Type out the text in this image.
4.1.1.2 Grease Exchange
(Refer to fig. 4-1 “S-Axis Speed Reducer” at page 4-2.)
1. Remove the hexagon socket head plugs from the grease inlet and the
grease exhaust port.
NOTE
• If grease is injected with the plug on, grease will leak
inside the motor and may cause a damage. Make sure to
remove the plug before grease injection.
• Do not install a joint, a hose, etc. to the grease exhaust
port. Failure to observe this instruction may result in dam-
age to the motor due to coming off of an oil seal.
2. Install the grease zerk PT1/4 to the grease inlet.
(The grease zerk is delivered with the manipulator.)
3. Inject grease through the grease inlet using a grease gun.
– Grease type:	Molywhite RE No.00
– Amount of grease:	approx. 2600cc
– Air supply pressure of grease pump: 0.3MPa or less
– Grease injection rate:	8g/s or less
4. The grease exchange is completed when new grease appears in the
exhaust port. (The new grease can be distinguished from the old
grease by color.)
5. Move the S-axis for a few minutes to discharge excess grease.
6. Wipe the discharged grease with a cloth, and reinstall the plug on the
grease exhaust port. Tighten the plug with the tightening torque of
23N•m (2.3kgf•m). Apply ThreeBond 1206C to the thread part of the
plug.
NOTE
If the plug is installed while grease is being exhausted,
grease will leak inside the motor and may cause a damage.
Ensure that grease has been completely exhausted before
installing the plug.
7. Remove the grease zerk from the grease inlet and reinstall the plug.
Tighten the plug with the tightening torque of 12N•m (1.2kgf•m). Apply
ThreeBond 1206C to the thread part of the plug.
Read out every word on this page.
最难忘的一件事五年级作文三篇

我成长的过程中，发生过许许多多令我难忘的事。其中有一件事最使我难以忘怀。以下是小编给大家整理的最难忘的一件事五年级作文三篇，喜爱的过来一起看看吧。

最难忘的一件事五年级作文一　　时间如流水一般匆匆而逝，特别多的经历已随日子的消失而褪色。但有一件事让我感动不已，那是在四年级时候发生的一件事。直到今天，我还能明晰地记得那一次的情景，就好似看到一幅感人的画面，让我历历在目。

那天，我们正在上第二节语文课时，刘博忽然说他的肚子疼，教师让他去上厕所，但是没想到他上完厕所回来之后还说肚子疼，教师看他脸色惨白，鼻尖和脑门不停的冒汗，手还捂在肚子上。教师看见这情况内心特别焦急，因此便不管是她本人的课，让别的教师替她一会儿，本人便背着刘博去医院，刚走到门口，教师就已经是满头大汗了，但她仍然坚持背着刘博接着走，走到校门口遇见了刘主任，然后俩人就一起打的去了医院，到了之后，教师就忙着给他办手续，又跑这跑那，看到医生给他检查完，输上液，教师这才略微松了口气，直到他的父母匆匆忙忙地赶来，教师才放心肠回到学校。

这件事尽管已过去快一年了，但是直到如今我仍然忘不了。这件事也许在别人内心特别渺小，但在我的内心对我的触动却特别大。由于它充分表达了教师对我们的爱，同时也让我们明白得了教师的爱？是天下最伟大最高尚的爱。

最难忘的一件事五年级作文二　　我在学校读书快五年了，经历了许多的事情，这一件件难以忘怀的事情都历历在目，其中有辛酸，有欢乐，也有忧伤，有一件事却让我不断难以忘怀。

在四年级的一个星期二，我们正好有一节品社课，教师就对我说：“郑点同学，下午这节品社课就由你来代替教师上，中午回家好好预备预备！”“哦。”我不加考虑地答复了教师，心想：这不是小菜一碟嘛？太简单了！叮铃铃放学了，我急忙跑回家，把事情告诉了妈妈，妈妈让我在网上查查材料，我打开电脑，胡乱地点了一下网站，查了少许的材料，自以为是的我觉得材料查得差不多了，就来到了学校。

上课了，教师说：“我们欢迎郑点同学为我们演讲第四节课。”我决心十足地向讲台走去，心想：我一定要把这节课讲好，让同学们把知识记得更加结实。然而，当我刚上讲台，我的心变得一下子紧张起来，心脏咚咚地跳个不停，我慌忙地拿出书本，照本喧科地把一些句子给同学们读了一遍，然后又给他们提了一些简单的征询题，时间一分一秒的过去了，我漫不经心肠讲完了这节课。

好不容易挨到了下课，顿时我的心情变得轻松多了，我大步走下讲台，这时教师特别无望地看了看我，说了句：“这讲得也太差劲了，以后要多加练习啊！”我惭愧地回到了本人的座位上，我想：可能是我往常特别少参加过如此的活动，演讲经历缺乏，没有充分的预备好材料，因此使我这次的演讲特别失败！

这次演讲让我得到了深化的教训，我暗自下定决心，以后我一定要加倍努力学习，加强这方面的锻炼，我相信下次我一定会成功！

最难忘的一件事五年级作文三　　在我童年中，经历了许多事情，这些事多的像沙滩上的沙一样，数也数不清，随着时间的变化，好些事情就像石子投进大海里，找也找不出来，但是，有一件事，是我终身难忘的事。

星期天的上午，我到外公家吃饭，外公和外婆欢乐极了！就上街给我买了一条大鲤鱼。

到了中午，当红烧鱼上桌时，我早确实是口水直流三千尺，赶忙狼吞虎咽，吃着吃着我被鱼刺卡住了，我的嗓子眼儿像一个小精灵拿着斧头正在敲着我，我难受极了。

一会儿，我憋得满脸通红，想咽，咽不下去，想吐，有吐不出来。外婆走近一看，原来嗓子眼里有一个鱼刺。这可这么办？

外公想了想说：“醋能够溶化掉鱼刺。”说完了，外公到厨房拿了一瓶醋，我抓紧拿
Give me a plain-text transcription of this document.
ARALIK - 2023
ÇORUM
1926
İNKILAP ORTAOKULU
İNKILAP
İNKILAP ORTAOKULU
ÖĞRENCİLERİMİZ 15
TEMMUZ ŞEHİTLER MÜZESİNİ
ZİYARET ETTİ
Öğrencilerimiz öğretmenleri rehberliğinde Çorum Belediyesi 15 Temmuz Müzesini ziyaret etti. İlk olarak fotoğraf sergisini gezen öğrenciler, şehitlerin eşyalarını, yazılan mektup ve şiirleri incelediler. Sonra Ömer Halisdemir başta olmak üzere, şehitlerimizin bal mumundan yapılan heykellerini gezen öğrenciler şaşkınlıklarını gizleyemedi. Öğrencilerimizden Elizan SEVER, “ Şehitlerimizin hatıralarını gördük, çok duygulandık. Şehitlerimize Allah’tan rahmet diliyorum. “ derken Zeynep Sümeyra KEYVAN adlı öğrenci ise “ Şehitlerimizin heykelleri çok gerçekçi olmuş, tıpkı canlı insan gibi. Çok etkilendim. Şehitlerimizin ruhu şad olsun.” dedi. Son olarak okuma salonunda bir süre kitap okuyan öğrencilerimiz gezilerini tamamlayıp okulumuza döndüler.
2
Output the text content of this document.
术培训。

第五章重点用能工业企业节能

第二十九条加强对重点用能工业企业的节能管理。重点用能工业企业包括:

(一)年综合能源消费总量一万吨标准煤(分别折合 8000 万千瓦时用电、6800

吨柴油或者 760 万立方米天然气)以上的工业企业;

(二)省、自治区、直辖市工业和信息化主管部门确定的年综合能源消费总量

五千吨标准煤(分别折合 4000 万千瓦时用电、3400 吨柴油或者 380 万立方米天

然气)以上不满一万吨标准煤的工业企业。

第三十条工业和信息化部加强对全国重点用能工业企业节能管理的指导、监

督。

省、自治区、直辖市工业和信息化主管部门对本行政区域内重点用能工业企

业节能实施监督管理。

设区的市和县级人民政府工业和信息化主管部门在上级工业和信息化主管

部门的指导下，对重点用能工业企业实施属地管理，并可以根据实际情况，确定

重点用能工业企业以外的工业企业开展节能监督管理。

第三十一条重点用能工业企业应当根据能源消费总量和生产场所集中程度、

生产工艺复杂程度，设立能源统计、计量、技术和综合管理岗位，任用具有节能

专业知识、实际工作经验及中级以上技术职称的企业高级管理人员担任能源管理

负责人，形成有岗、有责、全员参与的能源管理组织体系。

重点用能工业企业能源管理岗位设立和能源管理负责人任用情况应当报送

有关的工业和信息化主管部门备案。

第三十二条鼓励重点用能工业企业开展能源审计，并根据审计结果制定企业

◆ ◆ ◆

> _What is required_
Repeat the line that contains "Output the text content of this document.", then every line after it until the records end, with nothing added.

> _Exercise solution_
Output the text content of this document.
术培训。

第五章重点用能工业企业节能

第二十九条加强对重点用能工业企业的节能管理。重点用能工业企业包括:

(一)年综合能源消费总量一万吨标准煤(分别折合 8000 万千瓦时用电、6800

吨柴油或者 760 万立方米天然气)以上的工业企业;

(二)省、自治区、直辖市工业和信息化主管部门确定的年综合能源消费总量

五千吨标准煤(分别折合 4000 万千瓦时用电、3400 吨柴油或者 380 万立方米天

然气)以上不满一万吨标准煤的工业企业。

第三十条工业和信息化部加强对全国重点用能工业企业节能管理的指导、监

督。

省、自治区、直辖市工业和信息化主管部门对本行政区域内重点用能工业企

业节能实施监督管理。

设区的市和县级人民政府工业和信息化主管部门在上级工业和信息化主管

部门的指导下，对重点用能工业企业实施属地管理，并可以根据实际情况，确定

重点用能工业企业以外的工业企业开展节能监督管理。

第三十一条重点用能工业企业应当根据能源消费总量和生产场所集中程度、

生产工艺复杂程度，设立能源统计、计量、技术和综合管理岗位，任用具有节能

专业知识、实际工作经验及中级以上技术职称的企业高级管理人员担任能源管理

负责人，形成有岗、有责、全员参与的能源管理组织体系。

重点用能工业企业能源管理岗位设立和能源管理负责人任用情况应当报送

有关的工业和信息化主管部门备案。

第三十二条鼓励重点用能工业企业开展能源审计，并根据审计结果制定企业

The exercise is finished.